(Job): Copy each line of the data below with the word "공유물을".

(Data extract):
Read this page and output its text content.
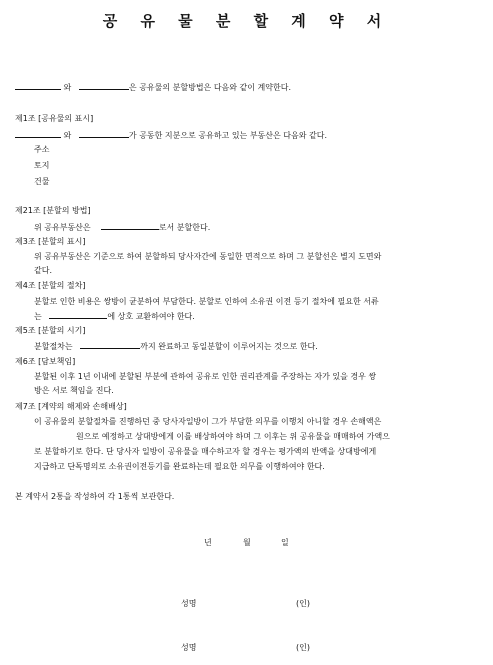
공 유 물 분 할 계 약 서
와	은 공유물의 분할방법은 다음와 같이 계약한다.
제1조 [공유물의 표시]
와	가 공동한 지분으로 공유하고 있는 부동산은 다음와 같다.
주소
토지
건물
제21조 [분할의 방법]
위 공유부동산은	로서 분할한다.
제3조 [분할의 표시]
위 공유부동산은 기준으로 하여 분할하되 당사자간에 동일한 면적으로 하며 그 분할선은 별지 도면와
같다.
제4조 [분할의 절차]
분할로 인한 비용은 쌍방이 균분하여 부담한다. 분할로 인하여 소유권 이전 등기 절차에 필요한 서류
는	에 상호 교환하여야 한다.
제5조 [분할의 시기]
분할절차는	까지 완료하고 동일분할이 이루어지는 것으로 한다.
제6조 [담보책임]
분할된 이후 1년 이내에 분할된 부분에 관하여 공유로 인한 권리관계를 주장하는 자가 있을 경우 쌍
방은 서로 책임을 진다.
제7조 [계약의 해제와 손해배상]
이 공유물의 분할절차를 진행하던 중 당사자일방이 그가 부담한 의무를 이행치 아니할 경우 손해액은
원으로 예정하고 상대방에게 이를 배상하여야 하며 그 이후는 위 공유물을 매매하여 가액으
로 분할하기로 한다. 단 당사자 일방이 공유물을 매수하고자 할 경우는 평가액의 반액을 상대방에게
지급하고 단독명의로 소유권이전등기를 완료하는데 필요한 의무를 이행하여야 한다.
본 계약서 2통을 작성하여 각 1통씩 보관한다.
년	월	일
성명	(인)
성명	(인)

(Task response):
원으로 예정하고 상대방에게 이를 배상하여야 하며 그 이후는 위 공유물을 매매하여 가액으
로 분할하기로 한다. 단 당사자 일방이 공유물을 매수하고자 할 경우는 평가액의 반액을 상대방에게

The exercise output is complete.